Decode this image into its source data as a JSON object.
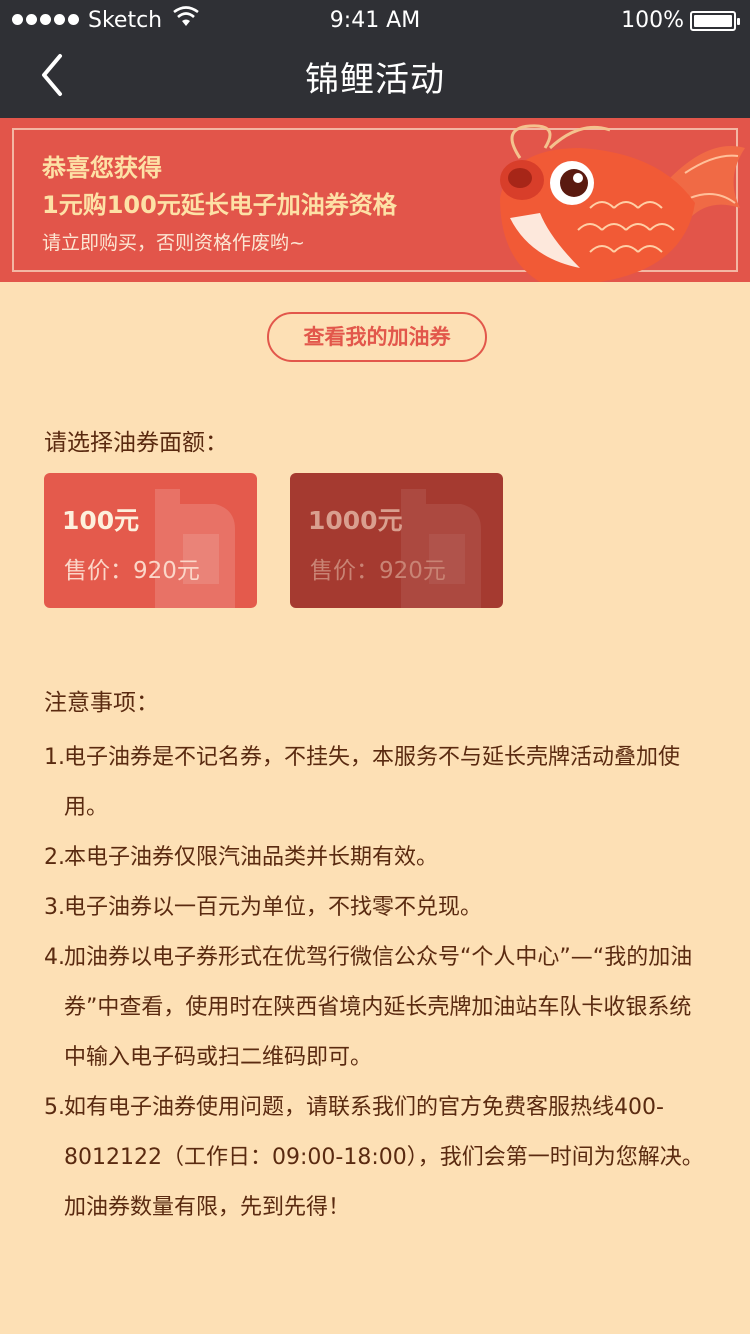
{
  "status_bar": {
    "carrier": "Sketch",
    "time": "9:41 AM",
    "battery": "100%"
  },
  "nav": {
    "title": "锦鲤活动",
    "back_icon": "chevron-left-icon"
  },
  "banner": {
    "line1": "恭喜您获得",
    "line2": "1元购100元延长电子加油券资格",
    "line3": "请立即购买，否则资格作废哟~",
    "image": "koi-fish-illustration"
  },
  "check_button": "查看我的加油券",
  "select_label": "请选择油券面额：",
  "cards": [
    {
      "amount": "100元",
      "price": "售价：920元"
    },
    {
      "amount": "1000元",
      "price": "售价：920元"
    }
  ],
  "notes": {
    "title": "注意事项：",
    "items": [
      {
        "num": "1.",
        "text": "电子油券是不记名券，不挂失，本服务不与延长壳牌活动叠加使用。"
      },
      {
        "num": "2.",
        "text": "本电子油券仅限汽油品类并长期有效。"
      },
      {
        "num": "3.",
        "text": "电子油券以一百元为单位，不找零不兑现。"
      },
      {
        "num": "4.",
        "text": "加油券以电子券形式在优驾行微信公众号“个人中心”—“我的加油券”中查看，使用时在陕西省境内延长壳牌加油站车队卡收银系统中输入电子码或扫二维码即可。"
      },
      {
        "num": "5.",
        "text": "如有电子油券使用问题，请联系我们的官方免费客服热线400-8012122（工作日：09:00-18:00），我们会第一时间为您解决。加油券数量有限，先到先得！"
      }
    ]
  },
  "colors": {
    "nav_bg": "#2f3035",
    "page_bg": "#fde0b5",
    "accent": "#e2554a",
    "text": "#5a2a10"
  }
}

## What you have to do
Send back the data above word for word, with the pictures left out.

## The output
Decode this image into its source data as a JSON object.
{
  "status_bar": {
    "carrier": "Sketch",
    "time": "9:41 AM",
    "battery": "100%"
  },
  "nav": {
    "title": "锦鲤活动",
    "back_icon": "chevron-left-icon"
  },
  "banner": {
    "line1": "恭喜您获得",
    "line2": "1元购100元延长电子加油券资格",
    "line3": "请立即购买，否则资格作废哟~",
    "image": "koi-fish-illustration"
  },
  "check_button": "查看我的加油券",
  "select_label": "请选择油券面额：",
  "cards": [
    {
      "amount": "100元",
      "price": "售价：920元"
    },
    {
      "amount": "1000元",
      "price": "售价：920元"
    }
  ],
  "notes": {
    "title": "注意事项：",
    "items": [
      {
        "num": "1.",
        "text": "电子油券是不记名券，不挂失，本服务不与延长壳牌活动叠加使用。"
      },
      {
        "num": "2.",
        "text": "本电子油券仅限汽油品类并长期有效。"
      },
      {
        "num": "3.",
        "text": "电子油券以一百元为单位，不找零不兑现。"
      },
      {
        "num": "4.",
        "text": "加油券以电子券形式在优驾行微信公众号“个人中心”—“我的加油券”中查看，使用时在陕西省境内延长壳牌加油站车队卡收银系统中输入电子码或扫二维码即可。"
      },
      {
        "num": "5.",
        "text": "如有电子油券使用问题，请联系我们的官方免费客服热线400-8012122（工作日：09:00-18:00），我们会第一时间为您解决。加油券数量有限，先到先得！"
      }
    ]
  },
  "colors": {
    "nav_bg": "#2f3035",
    "page_bg": "#fde0b5",
    "accent": "#e2554a",
    "text": "#5a2a10"
  }
}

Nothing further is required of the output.